Stated exercise. Please print the full listing exactly.
## BEGIN
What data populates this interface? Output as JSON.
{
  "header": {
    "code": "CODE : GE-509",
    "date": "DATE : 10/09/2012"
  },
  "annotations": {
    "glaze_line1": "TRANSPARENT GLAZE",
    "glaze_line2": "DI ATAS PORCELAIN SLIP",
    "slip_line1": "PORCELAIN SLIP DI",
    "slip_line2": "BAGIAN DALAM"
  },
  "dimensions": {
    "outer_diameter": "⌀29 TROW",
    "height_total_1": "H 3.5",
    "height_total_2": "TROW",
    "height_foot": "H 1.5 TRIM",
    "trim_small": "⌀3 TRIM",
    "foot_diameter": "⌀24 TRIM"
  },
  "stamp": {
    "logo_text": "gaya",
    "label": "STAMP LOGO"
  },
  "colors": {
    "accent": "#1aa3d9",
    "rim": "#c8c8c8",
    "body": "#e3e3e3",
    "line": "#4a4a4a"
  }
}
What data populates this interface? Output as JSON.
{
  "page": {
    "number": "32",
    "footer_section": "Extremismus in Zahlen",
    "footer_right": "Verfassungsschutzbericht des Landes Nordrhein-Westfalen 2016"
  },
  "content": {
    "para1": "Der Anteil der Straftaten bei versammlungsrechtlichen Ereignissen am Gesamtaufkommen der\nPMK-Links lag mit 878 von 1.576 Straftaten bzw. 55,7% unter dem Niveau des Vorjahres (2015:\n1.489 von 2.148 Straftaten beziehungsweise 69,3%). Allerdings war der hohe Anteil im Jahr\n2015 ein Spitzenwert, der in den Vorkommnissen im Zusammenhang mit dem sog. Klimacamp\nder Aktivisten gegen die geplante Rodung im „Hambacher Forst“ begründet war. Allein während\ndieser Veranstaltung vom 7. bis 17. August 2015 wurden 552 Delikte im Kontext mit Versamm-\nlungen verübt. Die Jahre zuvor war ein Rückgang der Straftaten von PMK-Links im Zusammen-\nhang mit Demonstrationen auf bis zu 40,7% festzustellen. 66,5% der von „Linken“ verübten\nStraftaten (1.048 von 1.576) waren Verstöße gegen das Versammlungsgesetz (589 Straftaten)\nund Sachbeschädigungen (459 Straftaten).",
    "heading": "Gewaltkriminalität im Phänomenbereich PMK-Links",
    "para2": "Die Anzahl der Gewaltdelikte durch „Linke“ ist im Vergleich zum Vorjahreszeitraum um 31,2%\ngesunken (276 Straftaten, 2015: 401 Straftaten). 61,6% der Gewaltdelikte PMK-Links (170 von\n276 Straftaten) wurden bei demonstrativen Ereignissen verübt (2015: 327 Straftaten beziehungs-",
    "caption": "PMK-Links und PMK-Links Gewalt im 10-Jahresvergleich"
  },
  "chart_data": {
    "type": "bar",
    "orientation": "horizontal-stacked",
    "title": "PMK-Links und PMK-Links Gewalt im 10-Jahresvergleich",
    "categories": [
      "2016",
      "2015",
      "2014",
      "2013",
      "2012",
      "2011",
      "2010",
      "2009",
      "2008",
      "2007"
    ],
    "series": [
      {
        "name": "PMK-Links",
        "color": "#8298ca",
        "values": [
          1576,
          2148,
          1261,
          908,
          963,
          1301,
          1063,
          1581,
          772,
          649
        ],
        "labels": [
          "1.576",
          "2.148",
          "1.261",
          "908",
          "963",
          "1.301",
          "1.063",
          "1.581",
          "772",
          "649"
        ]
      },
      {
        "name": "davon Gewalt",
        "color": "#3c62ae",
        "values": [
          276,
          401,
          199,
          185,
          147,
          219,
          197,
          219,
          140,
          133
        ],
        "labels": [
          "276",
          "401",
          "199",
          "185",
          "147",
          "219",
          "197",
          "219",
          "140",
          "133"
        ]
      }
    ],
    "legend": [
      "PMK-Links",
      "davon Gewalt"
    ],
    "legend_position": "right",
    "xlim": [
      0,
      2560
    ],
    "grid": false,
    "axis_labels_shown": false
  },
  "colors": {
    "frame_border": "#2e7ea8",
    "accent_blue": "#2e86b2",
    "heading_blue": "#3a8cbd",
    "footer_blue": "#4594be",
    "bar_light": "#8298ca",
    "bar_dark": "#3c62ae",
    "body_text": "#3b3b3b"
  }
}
## END
Output.
What data populates this interface? Output as JSON.
{
  "header": {
    "code": "CODE : GE-509",
    "date": "DATE : 10/09/2012"
  },
  "annotations": {
    "glaze_line1": "TRANSPARENT GLAZE",
    "glaze_line2": "DI ATAS PORCELAIN SLIP",
    "slip_line1": "PORCELAIN SLIP DI",
    "slip_line2": "BAGIAN DALAM"
  },
  "dimensions": {
    "outer_diameter": "⌀29 TROW",
    "height_total_1": "H 3.5",
    "height_total_2": "TROW",
    "height_foot": "H 1.5 TRIM",
    "trim_small": "⌀3 TRIM",
    "foot_diameter": "⌀24 TRIM"
  },
  "stamp": {
    "logo_text": "gaya",
    "label": "STAMP LOGO"
  },
  "colors": {
    "accent": "#1aa3d9",
    "rim": "#c8c8c8",
    "body": "#e3e3e3",
    "line": "#4a4a4a"
  }
}
What data populates this interface? Output as JSON.
{
  "page": {
    "number": "32",
    "footer_section": "Extremismus in Zahlen",
    "footer_right": "Verfassungsschutzbericht des Landes Nordrhein-Westfalen 2016"
  },
  "content": {
    "para1": "Der Anteil der Straftaten bei versammlungsrechtlichen Ereignissen am Gesamtaufkommen der\nPMK-Links lag mit 878 von 1.576 Straftaten bzw. 55,7% unter dem Niveau des Vorjahres (2015:\n1.489 von 2.148 Straftaten beziehungsweise 69,3%). Allerdings war der hohe Anteil im Jahr\n2015 ein Spitzenwert, der in den Vorkommnissen im Zusammenhang mit dem sog. Klimacamp\nder Aktivisten gegen die geplante Rodung im „Hambacher Forst“ begründet war. Allein während\ndieser Veranstaltung vom 7. bis 17. August 2015 wurden 552 Delikte im Kontext mit Versamm-\nlungen verübt. Die Jahre zuvor war ein Rückgang der Straftaten von PMK-Links im Zusammen-\nhang mit Demonstrationen auf bis zu 40,7% festzustellen. 66,5% der von „Linken“ verübten\nStraftaten (1.048 von 1.576) waren Verstöße gegen das Versammlungsgesetz (589 Straftaten)\nund Sachbeschädigungen (459 Straftaten).",
    "heading": "Gewaltkriminalität im Phänomenbereich PMK-Links",
    "para2": "Die Anzahl der Gewaltdelikte durch „Linke“ ist im Vergleich zum Vorjahreszeitraum um 31,2%\ngesunken (276 Straftaten, 2015: 401 Straftaten). 61,6% der Gewaltdelikte PMK-Links (170 von\n276 Straftaten) wurden bei demonstrativen Ereignissen verübt (2015: 327 Straftaten beziehungs-",
    "caption": "PMK-Links und PMK-Links Gewalt im 10-Jahresvergleich"
  },
  "chart_data": {
    "type": "bar",
    "orientation": "horizontal-stacked",
    "title": "PMK-Links und PMK-Links Gewalt im 10-Jahresvergleich",
    "categories": [
      "2016",
      "2015",
      "2014",
      "2013",
      "2012",
      "2011",
      "2010",
      "2009",
      "2008",
      "2007"
    ],
    "series": [
      {
        "name": "PMK-Links",
        "color": "#8298ca",
        "values": [
          1576,
          2148,
          1261,
          908,
          963,
          1301,
          1063,
          1581,
          772,
          649
        ],
        "labels": [
          "1.576",
          "2.148",
          "1.261",
          "908",
          "963",
          "1.301",
          "1.063",
          "1.581",
          "772",
          "649"
        ]
      },
      {
        "name": "davon Gewalt",
        "color": "#3c62ae",
        "values": [
          276,
          401,
          199,
          185,
          147,
          219,
          197,
          219,
          140,
          133
        ],
        "labels": [
          "276",
          "401",
          "199",
          "185",
          "147",
          "219",
          "197",
          "219",
          "140",
          "133"
        ]
      }
    ],
    "legend": [
      "PMK-Links",
      "davon Gewalt"
    ],
    "legend_position": "right",
    "xlim": [
      0,
      2560
    ],
    "grid": false,
    "axis_labels_shown": false
  },
  "colors": {
    "frame_border": "#2e7ea8",
    "accent_blue": "#2e86b2",
    "heading_blue": "#3a8cbd",
    "footer_blue": "#4594be",
    "bar_light": "#8298ca",
    "bar_dark": "#3c62ae",
    "body_text": "#3b3b3b"
  }
}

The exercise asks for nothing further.